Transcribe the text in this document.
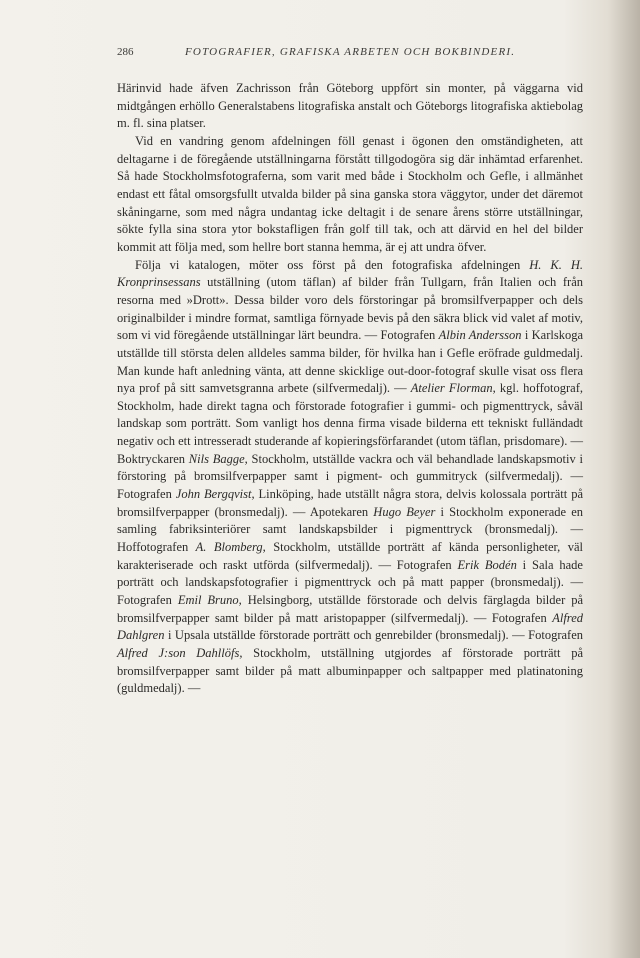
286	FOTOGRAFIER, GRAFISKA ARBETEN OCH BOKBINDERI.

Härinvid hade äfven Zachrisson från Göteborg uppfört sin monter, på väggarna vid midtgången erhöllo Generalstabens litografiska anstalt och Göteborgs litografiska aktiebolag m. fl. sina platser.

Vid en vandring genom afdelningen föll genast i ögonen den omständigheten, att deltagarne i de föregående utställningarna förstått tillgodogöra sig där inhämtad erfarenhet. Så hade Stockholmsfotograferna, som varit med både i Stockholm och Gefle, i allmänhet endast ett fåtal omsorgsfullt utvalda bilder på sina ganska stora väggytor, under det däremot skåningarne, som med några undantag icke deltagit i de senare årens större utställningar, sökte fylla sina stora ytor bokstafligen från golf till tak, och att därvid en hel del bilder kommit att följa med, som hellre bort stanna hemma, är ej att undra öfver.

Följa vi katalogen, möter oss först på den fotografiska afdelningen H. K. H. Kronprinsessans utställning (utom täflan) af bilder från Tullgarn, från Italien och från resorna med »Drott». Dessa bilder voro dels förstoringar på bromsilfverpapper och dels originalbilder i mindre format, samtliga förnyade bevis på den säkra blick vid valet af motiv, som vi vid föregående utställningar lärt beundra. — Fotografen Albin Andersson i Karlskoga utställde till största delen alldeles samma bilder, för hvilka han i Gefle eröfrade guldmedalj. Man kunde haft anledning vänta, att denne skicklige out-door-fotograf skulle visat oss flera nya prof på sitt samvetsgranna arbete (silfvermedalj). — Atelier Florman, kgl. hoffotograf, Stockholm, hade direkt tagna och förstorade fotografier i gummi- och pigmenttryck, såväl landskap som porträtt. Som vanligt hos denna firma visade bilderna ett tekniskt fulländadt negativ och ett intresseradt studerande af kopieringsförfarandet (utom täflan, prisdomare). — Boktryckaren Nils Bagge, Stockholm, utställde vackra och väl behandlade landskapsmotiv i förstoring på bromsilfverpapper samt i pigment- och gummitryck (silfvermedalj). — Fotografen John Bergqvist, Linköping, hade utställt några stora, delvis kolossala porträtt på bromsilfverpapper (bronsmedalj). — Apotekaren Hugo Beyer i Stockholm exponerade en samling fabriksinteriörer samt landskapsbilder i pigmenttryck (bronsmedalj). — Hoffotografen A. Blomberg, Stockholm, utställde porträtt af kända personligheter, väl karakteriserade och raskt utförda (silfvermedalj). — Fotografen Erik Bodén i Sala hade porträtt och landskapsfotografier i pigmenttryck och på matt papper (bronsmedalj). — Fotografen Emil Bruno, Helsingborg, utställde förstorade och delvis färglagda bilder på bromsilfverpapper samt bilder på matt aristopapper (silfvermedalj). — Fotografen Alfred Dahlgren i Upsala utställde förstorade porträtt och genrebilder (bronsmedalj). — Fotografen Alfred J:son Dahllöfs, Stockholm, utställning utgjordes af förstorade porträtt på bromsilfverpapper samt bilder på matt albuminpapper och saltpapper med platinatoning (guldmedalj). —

━━━━━━━━━━━━━━━━

◆ **WHAT IS EXPECTED**
Scan the entries for lines holding the string "sina", then copy every one of them.

◆ **ANSWER TO THE EXERCISE**
Härinvid hade äfven Zachrisson från Göteborg uppfört sin monter, på väggarna vid midtgången erhöllo Generalstabens litografiska anstalt och Göteborgs litografiska aktiebolag m. fl. sina platser.
Vid en vandring genom afdelningen föll genast i ögonen den omständigheten, att deltagarne i de föregående utställningarna förstått tillgodogöra sig där inhämtad erfarenhet. Så hade Stockholmsfotograferna, som varit med både i Stockholm och Gefle, i allmänhet endast ett fåtal omsorgsfullt utvalda bilder på sina ganska stora väggytor, under det däremot skåningarne, som med några undantag icke deltagit i de senare årens större utställningar, sökte fylla sina stora ytor bokstafligen från golf till tak, och att därvid en hel del bilder kommit att följa med, som hellre bort stanna hemma, är ej att undra öfver.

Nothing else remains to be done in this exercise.